■ Exercise objective
Retype each record shown below, leaving every character as it is.

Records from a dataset
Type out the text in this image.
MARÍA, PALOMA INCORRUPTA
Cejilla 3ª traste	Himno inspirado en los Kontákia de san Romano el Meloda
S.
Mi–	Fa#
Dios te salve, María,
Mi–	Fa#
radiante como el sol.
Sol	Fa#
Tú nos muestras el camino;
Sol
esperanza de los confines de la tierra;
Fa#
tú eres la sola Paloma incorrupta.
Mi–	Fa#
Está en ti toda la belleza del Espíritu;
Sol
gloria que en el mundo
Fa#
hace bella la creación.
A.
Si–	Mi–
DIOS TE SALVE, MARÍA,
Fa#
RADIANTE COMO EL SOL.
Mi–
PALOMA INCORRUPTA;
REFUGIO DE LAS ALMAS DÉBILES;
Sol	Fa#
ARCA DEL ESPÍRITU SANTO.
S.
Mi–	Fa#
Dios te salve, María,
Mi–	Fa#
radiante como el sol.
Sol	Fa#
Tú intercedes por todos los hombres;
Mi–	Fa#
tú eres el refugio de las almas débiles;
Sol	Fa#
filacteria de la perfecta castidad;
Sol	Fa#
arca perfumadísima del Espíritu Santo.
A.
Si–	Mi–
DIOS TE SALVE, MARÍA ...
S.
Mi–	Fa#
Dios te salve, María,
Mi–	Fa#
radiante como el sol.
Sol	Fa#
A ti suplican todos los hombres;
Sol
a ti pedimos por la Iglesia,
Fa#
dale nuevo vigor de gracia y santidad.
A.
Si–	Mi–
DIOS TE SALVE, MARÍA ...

■ Solution for this problem
Type out the text in this image.
MARÍA, PALOMA INCORRUPTA
Cejilla 3ª traste	Himno inspirado en los Kontákia de san Romano el Meloda
S.
Mi–	Fa#
Dios te salve, María,
Mi–	Fa#
radiante como el sol.
Sol	Fa#
Tú nos muestras el camino;
Sol
esperanza de los confines de la tierra;
Fa#
tú eres la sola Paloma incorrupta.
Mi–	Fa#
Está en ti toda la belleza del Espíritu;
Sol
gloria que en el mundo
Fa#
hace bella la creación.
A.
Si–	Mi–
DIOS TE SALVE, MARÍA,
Fa#
RADIANTE COMO EL SOL.
Mi–
PALOMA INCORRUPTA;
REFUGIO DE LAS ALMAS DÉBILES;
Sol	Fa#
ARCA DEL ESPÍRITU SANTO.
S.
Mi–	Fa#
Dios te salve, María,
Mi–	Fa#
radiante como el sol.
Sol	Fa#
Tú intercedes por todos los hombres;
Mi–	Fa#
tú eres el refugio de las almas débiles;
Sol	Fa#
filacteria de la perfecta castidad;
Sol	Fa#
arca perfumadísima del Espíritu Santo.
A.
Si–	Mi–
DIOS TE SALVE, MARÍA ...
S.
Mi–	Fa#
Dios te salve, María,
Mi–	Fa#
radiante como el sol.
Sol	Fa#
A ti suplican todos los hombres;
Sol
a ti pedimos por la Iglesia,
Fa#
dale nuevo vigor de gracia y santidad.
A.
Si–	Mi–
DIOS TE SALVE, MARÍA ...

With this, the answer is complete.